▶ [Task]: Each entry must appear again exactly as it does in the source.

▶ [Task material]:
........

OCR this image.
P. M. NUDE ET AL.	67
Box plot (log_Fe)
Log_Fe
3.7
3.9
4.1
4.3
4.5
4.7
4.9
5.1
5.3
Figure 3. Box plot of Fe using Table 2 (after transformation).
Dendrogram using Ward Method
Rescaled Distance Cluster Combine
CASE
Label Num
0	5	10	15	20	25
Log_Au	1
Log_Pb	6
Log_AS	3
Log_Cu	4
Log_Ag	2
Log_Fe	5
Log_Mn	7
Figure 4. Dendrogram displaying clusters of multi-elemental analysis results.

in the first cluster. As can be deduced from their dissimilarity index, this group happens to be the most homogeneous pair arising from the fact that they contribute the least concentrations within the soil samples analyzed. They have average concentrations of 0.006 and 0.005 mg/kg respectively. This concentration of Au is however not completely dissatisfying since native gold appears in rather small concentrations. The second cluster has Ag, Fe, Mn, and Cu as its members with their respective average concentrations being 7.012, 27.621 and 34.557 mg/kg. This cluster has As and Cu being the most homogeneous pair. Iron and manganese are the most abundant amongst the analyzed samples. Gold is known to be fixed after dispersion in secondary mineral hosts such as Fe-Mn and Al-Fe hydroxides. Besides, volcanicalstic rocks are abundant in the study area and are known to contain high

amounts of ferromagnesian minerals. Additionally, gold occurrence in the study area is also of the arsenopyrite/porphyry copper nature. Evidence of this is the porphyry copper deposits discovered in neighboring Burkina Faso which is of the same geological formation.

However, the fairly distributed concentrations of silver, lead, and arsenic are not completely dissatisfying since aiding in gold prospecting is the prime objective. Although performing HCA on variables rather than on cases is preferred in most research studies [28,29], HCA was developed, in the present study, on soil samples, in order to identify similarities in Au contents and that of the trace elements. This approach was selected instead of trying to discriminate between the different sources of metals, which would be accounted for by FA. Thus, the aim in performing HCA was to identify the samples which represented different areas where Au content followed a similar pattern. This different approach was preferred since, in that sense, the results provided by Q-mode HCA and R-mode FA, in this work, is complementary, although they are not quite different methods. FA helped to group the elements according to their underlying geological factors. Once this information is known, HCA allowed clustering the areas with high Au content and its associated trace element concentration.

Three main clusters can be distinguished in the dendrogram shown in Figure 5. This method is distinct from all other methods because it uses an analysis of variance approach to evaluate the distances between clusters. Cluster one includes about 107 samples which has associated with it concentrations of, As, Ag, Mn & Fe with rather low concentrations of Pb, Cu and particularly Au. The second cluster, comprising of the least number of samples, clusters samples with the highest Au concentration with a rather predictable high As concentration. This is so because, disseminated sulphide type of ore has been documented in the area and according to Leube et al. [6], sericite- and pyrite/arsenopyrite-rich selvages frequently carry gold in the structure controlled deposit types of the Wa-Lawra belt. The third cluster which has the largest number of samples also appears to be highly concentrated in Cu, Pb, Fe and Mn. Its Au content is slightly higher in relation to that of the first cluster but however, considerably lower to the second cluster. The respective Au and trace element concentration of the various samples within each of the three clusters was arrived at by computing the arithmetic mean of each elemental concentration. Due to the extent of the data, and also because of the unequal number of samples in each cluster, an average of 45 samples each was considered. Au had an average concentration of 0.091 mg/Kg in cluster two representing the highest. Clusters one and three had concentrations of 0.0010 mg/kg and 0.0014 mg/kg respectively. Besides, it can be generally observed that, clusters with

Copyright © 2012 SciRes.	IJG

........

▶ [Full solution]:
OCR this image.
P. M. NUDE ET AL.	67
Box plot (log_Fe)
Log_Fe
3.7
3.9
4.1
4.3
4.5
4.7
4.9
5.1
5.3
Figure 3. Box plot of Fe using Table 2 (after transformation).
Dendrogram using Ward Method
Rescaled Distance Cluster Combine
CASE
Label Num
0	5	10	15	20	25
Log_Au	1
Log_Pb	6
Log_AS	3
Log_Cu	4
Log_Ag	2
Log_Fe	5
Log_Mn	7
Figure 4. Dendrogram displaying clusters of multi-elemental analysis results.

in the first cluster. As can be deduced from their dissimilarity index, this group happens to be the most homogeneous pair arising from the fact that they contribute the least concentrations within the soil samples analyzed. They have average concentrations of 0.006 and 0.005 mg/kg respectively. This concentration of Au is however not completely dissatisfying since native gold appears in rather small concentrations. The second cluster has Ag, Fe, Mn, and Cu as its members with their respective average concentrations being 7.012, 27.621 and 34.557 mg/kg. This cluster has As and Cu being the most homogeneous pair. Iron and manganese are the most abundant amongst the analyzed samples. Gold is known to be fixed after dispersion in secondary mineral hosts such as Fe-Mn and Al-Fe hydroxides. Besides, volcanicalstic rocks are abundant in the study area and are known to contain high

amounts of ferromagnesian minerals. Additionally, gold occurrence in the study area is also of the arsenopyrite/porphyry copper nature. Evidence of this is the porphyry copper deposits discovered in neighboring Burkina Faso which is of the same geological formation.

However, the fairly distributed concentrations of silver, lead, and arsenic are not completely dissatisfying since aiding in gold prospecting is the prime objective. Although performing HCA on variables rather than on cases is preferred in most research studies [28,29], HCA was developed, in the present study, on soil samples, in order to identify similarities in Au contents and that of the trace elements. This approach was selected instead of trying to discriminate between the different sources of metals, which would be accounted for by FA. Thus, the aim in performing HCA was to identify the samples which represented different areas where Au content followed a similar pattern. This different approach was preferred since, in that sense, the results provided by Q-mode HCA and R-mode FA, in this work, is complementary, although they are not quite different methods. FA helped to group the elements according to their underlying geological factors. Once this information is known, HCA allowed clustering the areas with high Au content and its associated trace element concentration.

Three main clusters can be distinguished in the dendrogram shown in Figure 5. This method is distinct from all other methods because it uses an analysis of variance approach to evaluate the distances between clusters. Cluster one includes about 107 samples which has associated with it concentrations of, As, Ag, Mn & Fe with rather low concentrations of Pb, Cu and particularly Au. The second cluster, comprising of the least number of samples, clusters samples with the highest Au concentration with a rather predictable high As concentration. This is so because, disseminated sulphide type of ore has been documented in the area and according to Leube et al. [6], sericite- and pyrite/arsenopyrite-rich selvages frequently carry gold in the structure controlled deposit types of the Wa-Lawra belt. The third cluster which has the largest number of samples also appears to be highly concentrated in Cu, Pb, Fe and Mn. Its Au content is slightly higher in relation to that of the first cluster but however, considerably lower to the second cluster. The respective Au and trace element concentration of the various samples within each of the three clusters was arrived at by computing the arithmetic mean of each elemental concentration. Due to the extent of the data, and also because of the unequal number of samples in each cluster, an average of 45 samples each was considered. Au had an average concentration of 0.091 mg/Kg in cluster two representing the highest. Clusters one and three had concentrations of 0.0010 mg/kg and 0.0014 mg/kg respectively. Besides, it can be generally observed that, clusters with

Copyright © 2012 SciRes.	IJG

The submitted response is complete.